* **RECORDS SHOWN**
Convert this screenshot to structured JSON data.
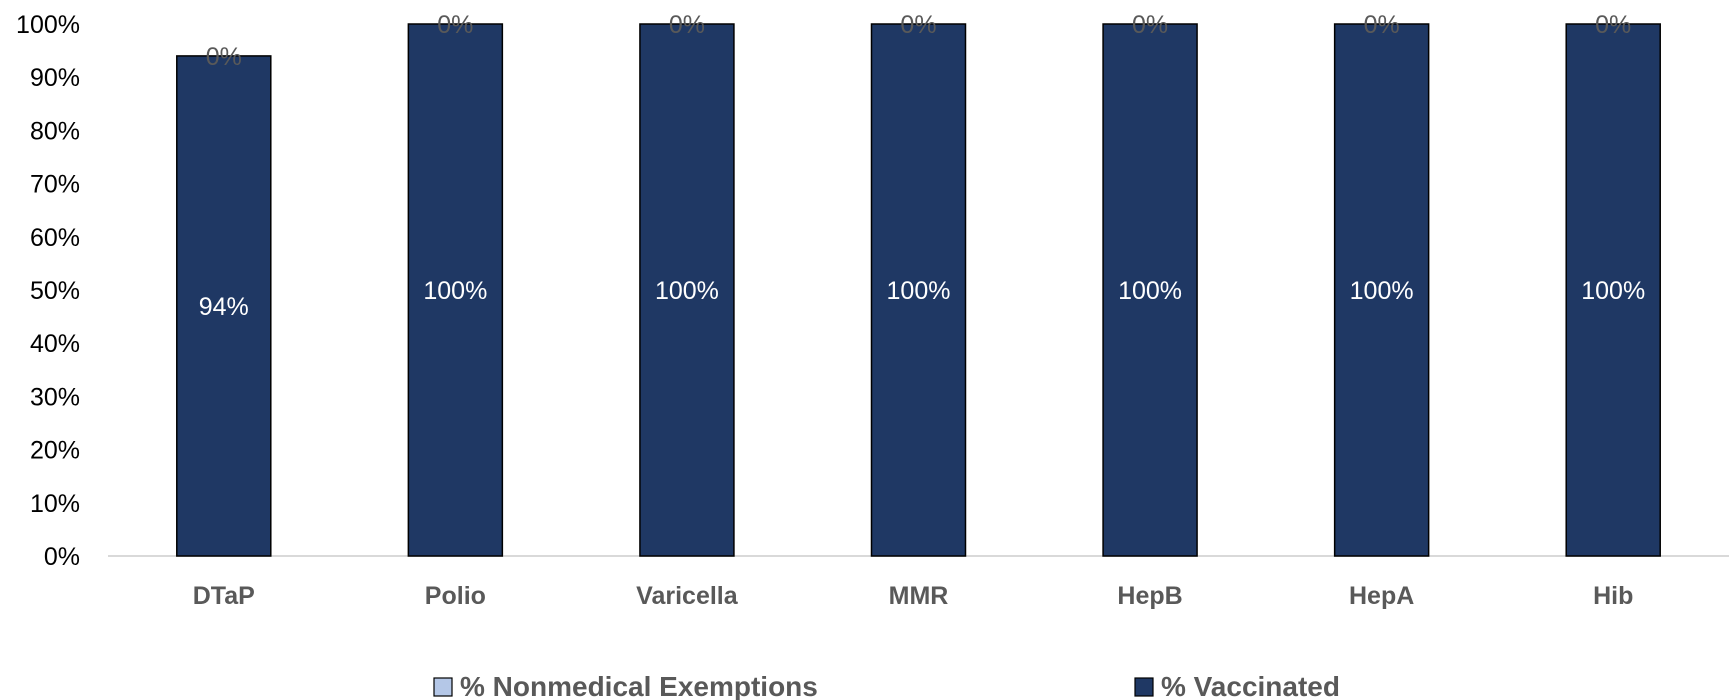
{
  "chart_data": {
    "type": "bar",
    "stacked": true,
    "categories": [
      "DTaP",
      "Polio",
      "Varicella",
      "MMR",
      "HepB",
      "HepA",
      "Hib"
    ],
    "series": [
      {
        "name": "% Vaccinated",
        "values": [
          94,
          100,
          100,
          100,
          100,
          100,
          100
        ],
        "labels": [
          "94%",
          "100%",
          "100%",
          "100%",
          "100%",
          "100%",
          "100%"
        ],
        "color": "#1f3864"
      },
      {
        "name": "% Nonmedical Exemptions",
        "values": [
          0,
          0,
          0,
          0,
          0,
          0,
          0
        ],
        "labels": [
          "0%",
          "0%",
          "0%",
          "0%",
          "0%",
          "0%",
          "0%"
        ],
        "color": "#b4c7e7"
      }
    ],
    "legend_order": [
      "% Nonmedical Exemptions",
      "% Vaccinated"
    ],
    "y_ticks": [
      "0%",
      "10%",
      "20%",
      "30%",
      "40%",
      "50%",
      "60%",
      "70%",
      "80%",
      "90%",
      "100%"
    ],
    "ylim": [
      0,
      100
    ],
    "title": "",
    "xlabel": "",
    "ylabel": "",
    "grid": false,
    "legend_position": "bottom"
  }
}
--
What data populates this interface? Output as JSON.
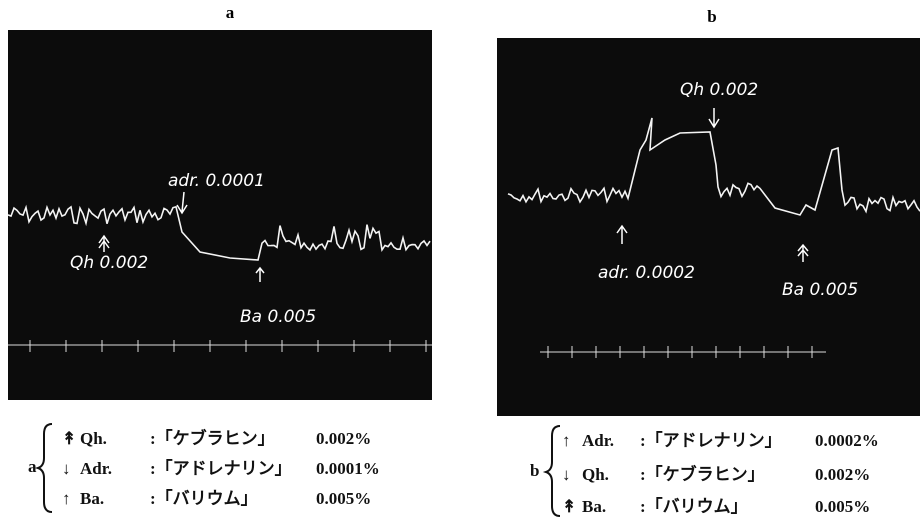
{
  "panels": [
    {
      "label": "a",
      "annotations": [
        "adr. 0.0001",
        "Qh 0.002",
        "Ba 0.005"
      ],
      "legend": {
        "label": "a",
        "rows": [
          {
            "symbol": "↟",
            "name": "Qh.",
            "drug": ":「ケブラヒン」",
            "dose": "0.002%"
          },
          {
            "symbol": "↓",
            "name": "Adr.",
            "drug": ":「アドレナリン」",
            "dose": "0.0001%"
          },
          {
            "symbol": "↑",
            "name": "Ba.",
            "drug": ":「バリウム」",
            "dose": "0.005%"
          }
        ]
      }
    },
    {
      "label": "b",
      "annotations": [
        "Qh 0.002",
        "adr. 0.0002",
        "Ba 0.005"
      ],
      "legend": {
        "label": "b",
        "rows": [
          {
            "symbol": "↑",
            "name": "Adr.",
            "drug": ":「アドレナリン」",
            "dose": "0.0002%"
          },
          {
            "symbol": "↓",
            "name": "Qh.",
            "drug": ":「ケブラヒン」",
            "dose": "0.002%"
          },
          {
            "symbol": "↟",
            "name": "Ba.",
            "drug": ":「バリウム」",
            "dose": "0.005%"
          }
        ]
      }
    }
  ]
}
* * *
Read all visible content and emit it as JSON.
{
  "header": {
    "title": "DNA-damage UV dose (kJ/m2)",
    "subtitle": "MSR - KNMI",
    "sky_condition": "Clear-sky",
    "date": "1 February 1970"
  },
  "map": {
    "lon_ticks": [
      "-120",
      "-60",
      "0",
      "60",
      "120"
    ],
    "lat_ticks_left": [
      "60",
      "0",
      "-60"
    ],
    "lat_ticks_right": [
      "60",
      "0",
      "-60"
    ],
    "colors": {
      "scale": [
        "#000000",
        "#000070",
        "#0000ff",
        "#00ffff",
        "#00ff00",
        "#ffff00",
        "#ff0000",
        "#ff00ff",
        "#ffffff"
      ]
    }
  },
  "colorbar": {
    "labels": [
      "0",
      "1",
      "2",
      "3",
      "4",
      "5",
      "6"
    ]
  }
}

* **SHORT TASK**
Take every line containing the word "dose" and copy it.

* **IN RESPONSE**
            "dose": "0.002%"
            "dose": "0.0001%"
            "dose": "0.005%"
            "dose": "0.0002%"
            "dose": "0.002%"
            "dose": "0.005%"
    "title": "DNA-damage UV dose (kJ/m2)",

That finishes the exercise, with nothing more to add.